* [TASK REQUIREMENTS] Write out the listing in full, matching it word for word.
*** INPUT ROWS ***
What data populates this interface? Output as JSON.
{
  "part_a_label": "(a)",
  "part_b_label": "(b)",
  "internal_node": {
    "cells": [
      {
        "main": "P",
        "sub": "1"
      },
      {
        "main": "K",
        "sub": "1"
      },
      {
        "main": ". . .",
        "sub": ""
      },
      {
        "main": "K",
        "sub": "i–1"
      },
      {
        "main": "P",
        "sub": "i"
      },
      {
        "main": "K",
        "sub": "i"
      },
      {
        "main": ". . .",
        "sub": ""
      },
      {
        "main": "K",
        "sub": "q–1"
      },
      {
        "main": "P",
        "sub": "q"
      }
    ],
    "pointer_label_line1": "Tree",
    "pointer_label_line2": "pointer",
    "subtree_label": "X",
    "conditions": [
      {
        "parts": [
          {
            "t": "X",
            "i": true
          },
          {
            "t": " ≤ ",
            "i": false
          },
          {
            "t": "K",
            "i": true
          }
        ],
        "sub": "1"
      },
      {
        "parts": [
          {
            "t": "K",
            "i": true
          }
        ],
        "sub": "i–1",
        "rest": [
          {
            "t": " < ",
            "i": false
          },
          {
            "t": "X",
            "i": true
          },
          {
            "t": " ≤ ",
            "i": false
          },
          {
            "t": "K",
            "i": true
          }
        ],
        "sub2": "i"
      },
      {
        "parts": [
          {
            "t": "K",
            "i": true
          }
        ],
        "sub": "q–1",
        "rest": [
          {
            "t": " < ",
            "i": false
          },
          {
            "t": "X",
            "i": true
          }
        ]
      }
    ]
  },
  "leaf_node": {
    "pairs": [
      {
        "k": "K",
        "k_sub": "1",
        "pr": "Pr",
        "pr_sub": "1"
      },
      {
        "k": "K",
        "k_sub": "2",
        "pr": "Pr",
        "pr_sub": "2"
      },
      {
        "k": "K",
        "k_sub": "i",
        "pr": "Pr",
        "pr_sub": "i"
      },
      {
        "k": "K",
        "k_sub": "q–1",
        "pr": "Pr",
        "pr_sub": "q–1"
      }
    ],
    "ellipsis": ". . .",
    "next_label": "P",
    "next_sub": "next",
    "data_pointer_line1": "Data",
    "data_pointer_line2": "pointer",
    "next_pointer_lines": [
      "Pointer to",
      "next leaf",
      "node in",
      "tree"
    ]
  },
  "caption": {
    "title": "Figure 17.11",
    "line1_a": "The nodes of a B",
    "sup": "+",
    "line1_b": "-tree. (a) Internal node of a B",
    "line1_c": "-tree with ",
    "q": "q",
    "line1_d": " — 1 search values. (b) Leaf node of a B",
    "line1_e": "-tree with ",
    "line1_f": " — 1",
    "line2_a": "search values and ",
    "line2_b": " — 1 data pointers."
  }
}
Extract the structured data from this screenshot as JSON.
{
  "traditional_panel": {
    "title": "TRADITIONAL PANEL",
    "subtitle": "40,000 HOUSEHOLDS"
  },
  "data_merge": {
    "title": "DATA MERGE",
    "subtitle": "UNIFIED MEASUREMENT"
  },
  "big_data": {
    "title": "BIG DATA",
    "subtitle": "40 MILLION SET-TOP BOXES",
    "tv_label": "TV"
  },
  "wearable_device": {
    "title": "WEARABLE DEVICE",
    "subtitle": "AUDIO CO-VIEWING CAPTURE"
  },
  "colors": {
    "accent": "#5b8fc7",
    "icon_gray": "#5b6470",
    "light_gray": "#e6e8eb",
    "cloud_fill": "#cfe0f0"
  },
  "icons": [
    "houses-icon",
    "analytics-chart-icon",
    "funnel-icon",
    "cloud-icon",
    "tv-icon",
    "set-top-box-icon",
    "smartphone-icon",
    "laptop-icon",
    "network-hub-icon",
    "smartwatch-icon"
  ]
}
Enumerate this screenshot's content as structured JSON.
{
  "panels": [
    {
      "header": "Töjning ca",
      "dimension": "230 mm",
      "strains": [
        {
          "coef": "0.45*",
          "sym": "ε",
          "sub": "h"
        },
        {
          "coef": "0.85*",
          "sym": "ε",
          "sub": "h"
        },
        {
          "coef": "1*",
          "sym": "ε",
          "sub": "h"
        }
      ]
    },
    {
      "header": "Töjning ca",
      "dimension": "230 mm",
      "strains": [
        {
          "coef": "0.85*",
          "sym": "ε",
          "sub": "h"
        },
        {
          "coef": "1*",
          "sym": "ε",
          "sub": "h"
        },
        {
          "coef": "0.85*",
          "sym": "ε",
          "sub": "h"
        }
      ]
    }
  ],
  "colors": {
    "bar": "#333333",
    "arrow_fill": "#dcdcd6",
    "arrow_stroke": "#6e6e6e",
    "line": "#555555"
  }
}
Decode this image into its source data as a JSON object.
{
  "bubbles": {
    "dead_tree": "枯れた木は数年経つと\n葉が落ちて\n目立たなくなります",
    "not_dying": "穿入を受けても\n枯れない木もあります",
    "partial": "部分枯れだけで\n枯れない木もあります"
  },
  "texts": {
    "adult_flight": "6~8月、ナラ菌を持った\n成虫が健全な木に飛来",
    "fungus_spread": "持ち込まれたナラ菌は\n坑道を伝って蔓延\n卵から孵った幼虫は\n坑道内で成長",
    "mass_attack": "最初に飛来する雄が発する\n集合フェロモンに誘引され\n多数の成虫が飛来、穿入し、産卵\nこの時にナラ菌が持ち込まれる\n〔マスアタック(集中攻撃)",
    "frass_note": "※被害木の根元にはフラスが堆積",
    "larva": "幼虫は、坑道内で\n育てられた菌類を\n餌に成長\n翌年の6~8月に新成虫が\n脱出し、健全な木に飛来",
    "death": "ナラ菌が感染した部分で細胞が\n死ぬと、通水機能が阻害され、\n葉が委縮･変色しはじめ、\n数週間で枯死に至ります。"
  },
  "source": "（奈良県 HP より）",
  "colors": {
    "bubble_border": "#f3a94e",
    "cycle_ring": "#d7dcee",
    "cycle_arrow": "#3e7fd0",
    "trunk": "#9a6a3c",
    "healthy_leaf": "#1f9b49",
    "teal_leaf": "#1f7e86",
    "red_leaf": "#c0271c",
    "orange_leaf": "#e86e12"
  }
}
***
* [WRITTEN REPLY]
What data populates this interface? Output as JSON.
{
  "part_a_label": "(a)",
  "part_b_label": "(b)",
  "internal_node": {
    "cells": [
      {
        "main": "P",
        "sub": "1"
      },
      {
        "main": "K",
        "sub": "1"
      },
      {
        "main": ". . .",
        "sub": ""
      },
      {
        "main": "K",
        "sub": "i–1"
      },
      {
        "main": "P",
        "sub": "i"
      },
      {
        "main": "K",
        "sub": "i"
      },
      {
        "main": ". . .",
        "sub": ""
      },
      {
        "main": "K",
        "sub": "q–1"
      },
      {
        "main": "P",
        "sub": "q"
      }
    ],
    "pointer_label_line1": "Tree",
    "pointer_label_line2": "pointer",
    "subtree_label": "X",
    "conditions": [
      {
        "parts": [
          {
            "t": "X",
            "i": true
          },
          {
            "t": " ≤ ",
            "i": false
          },
          {
            "t": "K",
            "i": true
          }
        ],
        "sub": "1"
      },
      {
        "parts": [
          {
            "t": "K",
            "i": true
          }
        ],
        "sub": "i–1",
        "rest": [
          {
            "t": " < ",
            "i": false
          },
          {
            "t": "X",
            "i": true
          },
          {
            "t": " ≤ ",
            "i": false
          },
          {
            "t": "K",
            "i": true
          }
        ],
        "sub2": "i"
      },
      {
        "parts": [
          {
            "t": "K",
            "i": true
          }
        ],
        "sub": "q–1",
        "rest": [
          {
            "t": " < ",
            "i": false
          },
          {
            "t": "X",
            "i": true
          }
        ]
      }
    ]
  },
  "leaf_node": {
    "pairs": [
      {
        "k": "K",
        "k_sub": "1",
        "pr": "Pr",
        "pr_sub": "1"
      },
      {
        "k": "K",
        "k_sub": "2",
        "pr": "Pr",
        "pr_sub": "2"
      },
      {
        "k": "K",
        "k_sub": "i",
        "pr": "Pr",
        "pr_sub": "i"
      },
      {
        "k": "K",
        "k_sub": "q–1",
        "pr": "Pr",
        "pr_sub": "q–1"
      }
    ],
    "ellipsis": ". . .",
    "next_label": "P",
    "next_sub": "next",
    "data_pointer_line1": "Data",
    "data_pointer_line2": "pointer",
    "next_pointer_lines": [
      "Pointer to",
      "next leaf",
      "node in",
      "tree"
    ]
  },
  "caption": {
    "title": "Figure 17.11",
    "line1_a": "The nodes of a B",
    "sup": "+",
    "line1_b": "-tree. (a) Internal node of a B",
    "line1_c": "-tree with ",
    "q": "q",
    "line1_d": " — 1 search values. (b) Leaf node of a B",
    "line1_e": "-tree with ",
    "line1_f": " — 1",
    "line2_a": "search values and ",
    "line2_b": " — 1 data pointers."
  }
}
Extract the structured data from this screenshot as JSON.
{
  "traditional_panel": {
    "title": "TRADITIONAL PANEL",
    "subtitle": "40,000 HOUSEHOLDS"
  },
  "data_merge": {
    "title": "DATA MERGE",
    "subtitle": "UNIFIED MEASUREMENT"
  },
  "big_data": {
    "title": "BIG DATA",
    "subtitle": "40 MILLION SET-TOP BOXES",
    "tv_label": "TV"
  },
  "wearable_device": {
    "title": "WEARABLE DEVICE",
    "subtitle": "AUDIO CO-VIEWING CAPTURE"
  },
  "colors": {
    "accent": "#5b8fc7",
    "icon_gray": "#5b6470",
    "light_gray": "#e6e8eb",
    "cloud_fill": "#cfe0f0"
  },
  "icons": [
    "houses-icon",
    "analytics-chart-icon",
    "funnel-icon",
    "cloud-icon",
    "tv-icon",
    "set-top-box-icon",
    "smartphone-icon",
    "laptop-icon",
    "network-hub-icon",
    "smartwatch-icon"
  ]
}
Enumerate this screenshot's content as structured JSON.
{
  "panels": [
    {
      "header": "Töjning ca",
      "dimension": "230 mm",
      "strains": [
        {
          "coef": "0.45*",
          "sym": "ε",
          "sub": "h"
        },
        {
          "coef": "0.85*",
          "sym": "ε",
          "sub": "h"
        },
        {
          "coef": "1*",
          "sym": "ε",
          "sub": "h"
        }
      ]
    },
    {
      "header": "Töjning ca",
      "dimension": "230 mm",
      "strains": [
        {
          "coef": "0.85*",
          "sym": "ε",
          "sub": "h"
        },
        {
          "coef": "1*",
          "sym": "ε",
          "sub": "h"
        },
        {
          "coef": "0.85*",
          "sym": "ε",
          "sub": "h"
        }
      ]
    }
  ],
  "colors": {
    "bar": "#333333",
    "arrow_fill": "#dcdcd6",
    "arrow_stroke": "#6e6e6e",
    "line": "#555555"
  }
}
Decode this image into its source data as a JSON object.
{
  "bubbles": {
    "dead_tree": "枯れた木は数年経つと\n葉が落ちて\n目立たなくなります",
    "not_dying": "穿入を受けても\n枯れない木もあります",
    "partial": "部分枯れだけで\n枯れない木もあります"
  },
  "texts": {
    "adult_flight": "6~8月、ナラ菌を持った\n成虫が健全な木に飛来",
    "fungus_spread": "持ち込まれたナラ菌は\n坑道を伝って蔓延\n卵から孵った幼虫は\n坑道内で成長",
    "mass_attack": "最初に飛来する雄が発する\n集合フェロモンに誘引され\n多数の成虫が飛来、穿入し、産卵\nこの時にナラ菌が持ち込まれる\n〔マスアタック(集中攻撃)",
    "frass_note": "※被害木の根元にはフラスが堆積",
    "larva": "幼虫は、坑道内で\n育てられた菌類を\n餌に成長\n翌年の6~8月に新成虫が\n脱出し、健全な木に飛来",
    "death": "ナラ菌が感染した部分で細胞が\n死ぬと、通水機能が阻害され、\n葉が委縮･変色しはじめ、\n数週間で枯死に至ります。"
  },
  "source": "（奈良県 HP より）",
  "colors": {
    "bubble_border": "#f3a94e",
    "cycle_ring": "#d7dcee",
    "cycle_arrow": "#3e7fd0",
    "trunk": "#9a6a3c",
    "healthy_leaf": "#1f9b49",
    "teal_leaf": "#1f7e86",
    "red_leaf": "#c0271c",
    "orange_leaf": "#e86e12"
  }
}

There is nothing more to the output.